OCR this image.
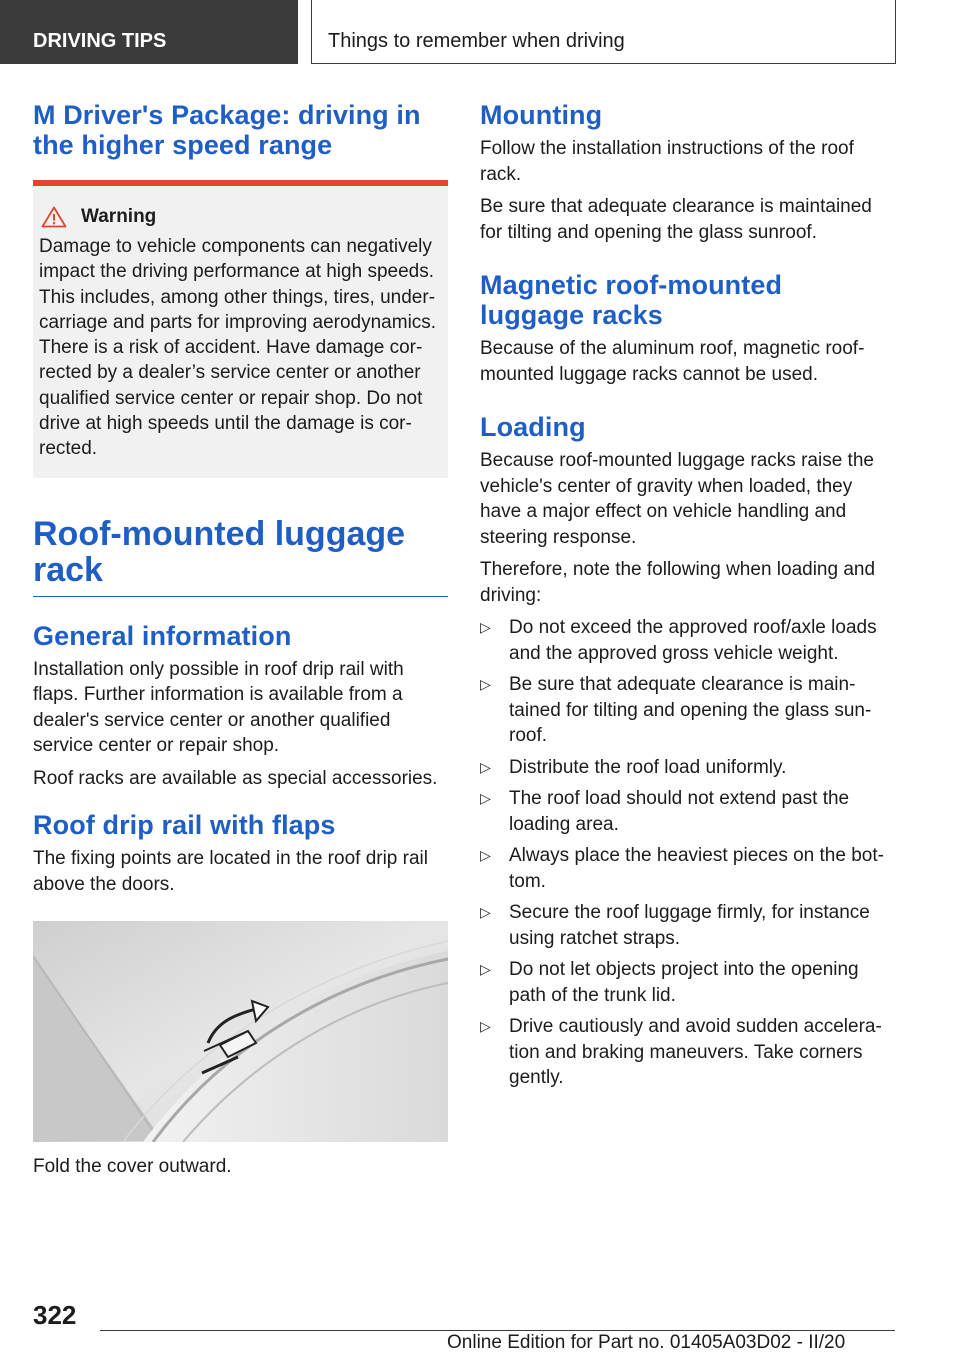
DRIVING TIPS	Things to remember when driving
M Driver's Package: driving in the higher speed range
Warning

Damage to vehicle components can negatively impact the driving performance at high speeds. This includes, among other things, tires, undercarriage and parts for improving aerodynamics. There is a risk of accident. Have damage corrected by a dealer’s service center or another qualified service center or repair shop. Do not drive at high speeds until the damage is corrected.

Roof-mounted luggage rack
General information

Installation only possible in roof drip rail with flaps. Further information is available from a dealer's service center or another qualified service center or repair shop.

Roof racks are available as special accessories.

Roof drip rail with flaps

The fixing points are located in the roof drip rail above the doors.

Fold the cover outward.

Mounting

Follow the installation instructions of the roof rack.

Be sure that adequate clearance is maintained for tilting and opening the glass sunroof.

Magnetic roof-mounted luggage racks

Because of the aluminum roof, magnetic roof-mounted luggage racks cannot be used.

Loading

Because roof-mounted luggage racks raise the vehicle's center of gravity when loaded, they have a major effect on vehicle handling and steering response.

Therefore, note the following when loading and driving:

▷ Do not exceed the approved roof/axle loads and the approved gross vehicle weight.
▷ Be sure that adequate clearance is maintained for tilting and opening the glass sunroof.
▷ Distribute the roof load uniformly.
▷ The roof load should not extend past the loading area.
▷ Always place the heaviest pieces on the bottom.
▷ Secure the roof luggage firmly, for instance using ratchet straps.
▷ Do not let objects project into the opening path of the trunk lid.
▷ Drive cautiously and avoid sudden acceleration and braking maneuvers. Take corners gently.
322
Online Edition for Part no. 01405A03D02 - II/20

◇ ◇ ◇ ◇

**Challenge:** Return each line of the data that contains the string "Because".

**Problem solution:**
Because of the aluminum roof, magnetic roof-mounted luggage racks cannot be used.
Because roof-mounted luggage racks raise the vehicle's center of gravity when loaded, they have a major effect on vehicle handling and steering response.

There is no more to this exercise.